**STORED ROWS:**
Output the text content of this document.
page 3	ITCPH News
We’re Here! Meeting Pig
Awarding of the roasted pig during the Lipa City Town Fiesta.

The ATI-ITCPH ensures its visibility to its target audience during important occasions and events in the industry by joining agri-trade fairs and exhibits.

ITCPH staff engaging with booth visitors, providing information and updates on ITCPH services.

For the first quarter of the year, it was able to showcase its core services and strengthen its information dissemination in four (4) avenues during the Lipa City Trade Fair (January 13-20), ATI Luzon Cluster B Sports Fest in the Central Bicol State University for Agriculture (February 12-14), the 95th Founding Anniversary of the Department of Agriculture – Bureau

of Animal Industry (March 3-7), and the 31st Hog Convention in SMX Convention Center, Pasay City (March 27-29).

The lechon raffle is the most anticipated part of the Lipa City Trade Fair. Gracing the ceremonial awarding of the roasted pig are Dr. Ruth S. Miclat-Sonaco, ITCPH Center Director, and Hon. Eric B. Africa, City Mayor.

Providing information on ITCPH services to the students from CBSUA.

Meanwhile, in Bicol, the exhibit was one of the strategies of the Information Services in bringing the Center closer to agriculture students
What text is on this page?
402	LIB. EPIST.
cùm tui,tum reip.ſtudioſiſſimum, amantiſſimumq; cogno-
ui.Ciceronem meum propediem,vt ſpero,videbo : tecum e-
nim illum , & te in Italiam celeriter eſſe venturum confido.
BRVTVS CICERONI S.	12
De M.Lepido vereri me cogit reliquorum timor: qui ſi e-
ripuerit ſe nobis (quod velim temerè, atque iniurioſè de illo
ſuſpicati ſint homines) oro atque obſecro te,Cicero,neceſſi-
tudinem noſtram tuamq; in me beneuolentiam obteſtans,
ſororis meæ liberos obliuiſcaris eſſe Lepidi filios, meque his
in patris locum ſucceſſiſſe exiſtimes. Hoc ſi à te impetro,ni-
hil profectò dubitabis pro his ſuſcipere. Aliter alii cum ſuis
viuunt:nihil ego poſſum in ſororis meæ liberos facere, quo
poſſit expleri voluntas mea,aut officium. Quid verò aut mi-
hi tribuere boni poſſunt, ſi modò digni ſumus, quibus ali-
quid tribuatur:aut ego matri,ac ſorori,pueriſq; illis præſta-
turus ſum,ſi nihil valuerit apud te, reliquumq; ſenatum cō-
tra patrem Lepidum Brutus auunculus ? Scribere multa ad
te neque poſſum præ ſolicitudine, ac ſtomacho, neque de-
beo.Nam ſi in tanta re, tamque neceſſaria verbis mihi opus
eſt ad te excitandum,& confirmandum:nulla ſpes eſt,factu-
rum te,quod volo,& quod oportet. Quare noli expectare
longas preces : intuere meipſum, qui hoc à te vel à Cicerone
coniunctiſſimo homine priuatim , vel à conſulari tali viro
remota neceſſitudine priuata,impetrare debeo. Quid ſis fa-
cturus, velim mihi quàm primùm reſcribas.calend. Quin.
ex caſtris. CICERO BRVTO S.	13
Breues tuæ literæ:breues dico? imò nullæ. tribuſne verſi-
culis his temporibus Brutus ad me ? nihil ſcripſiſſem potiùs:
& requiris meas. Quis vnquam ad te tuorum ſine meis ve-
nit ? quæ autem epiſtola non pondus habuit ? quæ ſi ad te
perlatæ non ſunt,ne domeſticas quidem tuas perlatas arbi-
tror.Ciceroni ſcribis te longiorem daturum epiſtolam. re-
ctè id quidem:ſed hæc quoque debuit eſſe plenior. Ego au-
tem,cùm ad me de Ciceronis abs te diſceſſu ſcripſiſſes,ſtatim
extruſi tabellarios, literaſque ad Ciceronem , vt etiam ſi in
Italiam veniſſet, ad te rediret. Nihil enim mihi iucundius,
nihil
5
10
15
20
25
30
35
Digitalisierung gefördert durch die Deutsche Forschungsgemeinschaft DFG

**EXERCISE:** Every record above should be output exactly.

**SOLUTION TO THIS EXERCISE:**
Output the text content of this document.
page 3	ITCPH News
We’re Here! Meeting Pig
Awarding of the roasted pig during the Lipa City Town Fiesta.

The ATI-ITCPH ensures its visibility to its target audience during important occasions and events in the industry by joining agri-trade fairs and exhibits.

ITCPH staff engaging with booth visitors, providing information and updates on ITCPH services.

For the first quarter of the year, it was able to showcase its core services and strengthen its information dissemination in four (4) avenues during the Lipa City Trade Fair (January 13-20), ATI Luzon Cluster B Sports Fest in the Central Bicol State University for Agriculture (February 12-14), the 95th Founding Anniversary of the Department of Agriculture – Bureau

of Animal Industry (March 3-7), and the 31st Hog Convention in SMX Convention Center, Pasay City (March 27-29).

The lechon raffle is the most anticipated part of the Lipa City Trade Fair. Gracing the ceremonial awarding of the roasted pig are Dr. Ruth S. Miclat-Sonaco, ITCPH Center Director, and Hon. Eric B. Africa, City Mayor.

Providing information on ITCPH services to the students from CBSUA.

Meanwhile, in Bicol, the exhibit was one of the strategies of the Information Services in bringing the Center closer to agriculture students
What text is on this page?
402	LIB. EPIST.
cùm tui,tum reip.ſtudioſiſſimum, amantiſſimumq; cogno-
ui.Ciceronem meum propediem,vt ſpero,videbo : tecum e-
nim illum , & te in Italiam celeriter eſſe venturum confido.
BRVTVS CICERONI S.	12
De M.Lepido vereri me cogit reliquorum timor: qui ſi e-
ripuerit ſe nobis (quod velim temerè, atque iniurioſè de illo
ſuſpicati ſint homines) oro atque obſecro te,Cicero,neceſſi-
tudinem noſtram tuamq; in me beneuolentiam obteſtans,
ſororis meæ liberos obliuiſcaris eſſe Lepidi filios, meque his
in patris locum ſucceſſiſſe exiſtimes. Hoc ſi à te impetro,ni-
hil profectò dubitabis pro his ſuſcipere. Aliter alii cum ſuis
viuunt:nihil ego poſſum in ſororis meæ liberos facere, quo
poſſit expleri voluntas mea,aut officium. Quid verò aut mi-
hi tribuere boni poſſunt, ſi modò digni ſumus, quibus ali-
quid tribuatur:aut ego matri,ac ſorori,pueriſq; illis præſta-
turus ſum,ſi nihil valuerit apud te, reliquumq; ſenatum cō-
tra patrem Lepidum Brutus auunculus ? Scribere multa ad
te neque poſſum præ ſolicitudine, ac ſtomacho, neque de-
beo.Nam ſi in tanta re, tamque neceſſaria verbis mihi opus
eſt ad te excitandum,& confirmandum:nulla ſpes eſt,factu-
rum te,quod volo,& quod oportet. Quare noli expectare
longas preces : intuere meipſum, qui hoc à te vel à Cicerone
coniunctiſſimo homine priuatim , vel à conſulari tali viro
remota neceſſitudine priuata,impetrare debeo. Quid ſis fa-
cturus, velim mihi quàm primùm reſcribas.calend. Quin.
ex caſtris. CICERO BRVTO S.	13
Breues tuæ literæ:breues dico? imò nullæ. tribuſne verſi-
culis his temporibus Brutus ad me ? nihil ſcripſiſſem potiùs:
& requiris meas. Quis vnquam ad te tuorum ſine meis ve-
nit ? quæ autem epiſtola non pondus habuit ? quæ ſi ad te
perlatæ non ſunt,ne domeſticas quidem tuas perlatas arbi-
tror.Ciceroni ſcribis te longiorem daturum epiſtolam. re-
ctè id quidem:ſed hæc quoque debuit eſſe plenior. Ego au-
tem,cùm ad me de Ciceronis abs te diſceſſu ſcripſiſſes,ſtatim
extruſi tabellarios, literaſque ad Ciceronem , vt etiam ſi in
Italiam veniſſet, ad te rediret. Nihil enim mihi iucundius,
nihil
5
10
15
20
25
30
35
Digitalisierung gefördert durch die Deutsche Forschungsgemeinschaft DFG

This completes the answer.